_WRITTEN REQUEST_
Word for word, restate every line of the material.

--- begin DATA SECTION ---

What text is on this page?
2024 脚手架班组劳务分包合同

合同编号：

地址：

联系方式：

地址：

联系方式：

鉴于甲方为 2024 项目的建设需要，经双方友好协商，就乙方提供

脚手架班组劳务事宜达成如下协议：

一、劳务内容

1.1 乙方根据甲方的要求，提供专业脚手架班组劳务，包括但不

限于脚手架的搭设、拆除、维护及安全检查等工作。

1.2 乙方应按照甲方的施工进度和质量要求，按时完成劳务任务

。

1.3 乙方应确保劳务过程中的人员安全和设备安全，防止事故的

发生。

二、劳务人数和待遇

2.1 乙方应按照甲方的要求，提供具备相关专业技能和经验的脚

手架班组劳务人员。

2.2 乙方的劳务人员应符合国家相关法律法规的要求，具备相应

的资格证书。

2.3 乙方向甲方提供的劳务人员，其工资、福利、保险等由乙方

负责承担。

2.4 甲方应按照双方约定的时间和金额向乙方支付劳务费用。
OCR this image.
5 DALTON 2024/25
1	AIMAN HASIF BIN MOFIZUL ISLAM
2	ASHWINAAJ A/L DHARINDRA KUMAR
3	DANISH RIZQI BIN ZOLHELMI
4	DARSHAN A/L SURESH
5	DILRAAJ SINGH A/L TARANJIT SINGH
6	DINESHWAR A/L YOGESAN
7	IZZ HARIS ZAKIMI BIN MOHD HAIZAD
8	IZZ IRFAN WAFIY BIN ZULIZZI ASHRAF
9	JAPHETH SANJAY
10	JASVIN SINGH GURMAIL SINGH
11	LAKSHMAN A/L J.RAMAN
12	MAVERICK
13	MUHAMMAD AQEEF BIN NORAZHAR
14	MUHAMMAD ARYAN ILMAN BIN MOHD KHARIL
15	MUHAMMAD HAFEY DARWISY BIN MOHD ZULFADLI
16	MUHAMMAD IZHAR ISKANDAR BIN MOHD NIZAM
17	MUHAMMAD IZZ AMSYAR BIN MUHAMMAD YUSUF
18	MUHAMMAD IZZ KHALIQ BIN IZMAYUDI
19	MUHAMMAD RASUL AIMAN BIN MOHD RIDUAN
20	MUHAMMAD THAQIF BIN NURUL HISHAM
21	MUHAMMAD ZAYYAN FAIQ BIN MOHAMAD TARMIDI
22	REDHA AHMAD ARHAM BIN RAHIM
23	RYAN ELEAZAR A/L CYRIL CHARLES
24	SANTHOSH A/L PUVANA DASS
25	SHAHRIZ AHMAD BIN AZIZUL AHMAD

--- end DATA SECTION ---

_FINISHED TASK_
What text is on this page?
2024 脚手架班组劳务分包合同

合同编号：

地址：

联系方式：

地址：

联系方式：

鉴于甲方为 2024 项目的建设需要，经双方友好协商，就乙方提供

脚手架班组劳务事宜达成如下协议：

一、劳务内容

1.1 乙方根据甲方的要求，提供专业脚手架班组劳务，包括但不

限于脚手架的搭设、拆除、维护及安全检查等工作。

1.2 乙方应按照甲方的施工进度和质量要求，按时完成劳务任务

。

1.3 乙方应确保劳务过程中的人员安全和设备安全，防止事故的

发生。

二、劳务人数和待遇

2.1 乙方应按照甲方的要求，提供具备相关专业技能和经验的脚

手架班组劳务人员。

2.2 乙方的劳务人员应符合国家相关法律法规的要求，具备相应

的资格证书。

2.3 乙方向甲方提供的劳务人员，其工资、福利、保险等由乙方

负责承担。

2.4 甲方应按照双方约定的时间和金额向乙方支付劳务费用。
OCR this image.
5 DALTON 2024/25
1	AIMAN HASIF BIN MOFIZUL ISLAM
2	ASHWINAAJ A/L DHARINDRA KUMAR
3	DANISH RIZQI BIN ZOLHELMI
4	DARSHAN A/L SURESH
5	DILRAAJ SINGH A/L TARANJIT SINGH
6	DINESHWAR A/L YOGESAN
7	IZZ HARIS ZAKIMI BIN MOHD HAIZAD
8	IZZ IRFAN WAFIY BIN ZULIZZI ASHRAF
9	JAPHETH SANJAY
10	JASVIN SINGH GURMAIL SINGH
11	LAKSHMAN A/L J.RAMAN
12	MAVERICK
13	MUHAMMAD AQEEF BIN NORAZHAR
14	MUHAMMAD ARYAN ILMAN BIN MOHD KHARIL
15	MUHAMMAD HAFEY DARWISY BIN MOHD ZULFADLI
16	MUHAMMAD IZHAR ISKANDAR BIN MOHD NIZAM
17	MUHAMMAD IZZ AMSYAR BIN MUHAMMAD YUSUF
18	MUHAMMAD IZZ KHALIQ BIN IZMAYUDI
19	MUHAMMAD RASUL AIMAN BIN MOHD RIDUAN
20	MUHAMMAD THAQIF BIN NURUL HISHAM
21	MUHAMMAD ZAYYAN FAIQ BIN MOHAMAD TARMIDI
22	REDHA AHMAD ARHAM BIN RAHIM
23	RYAN ELEAZAR A/L CYRIL CHARLES
24	SANTHOSH A/L PUVANA DASS
25	SHAHRIZ AHMAD BIN AZIZUL AHMAD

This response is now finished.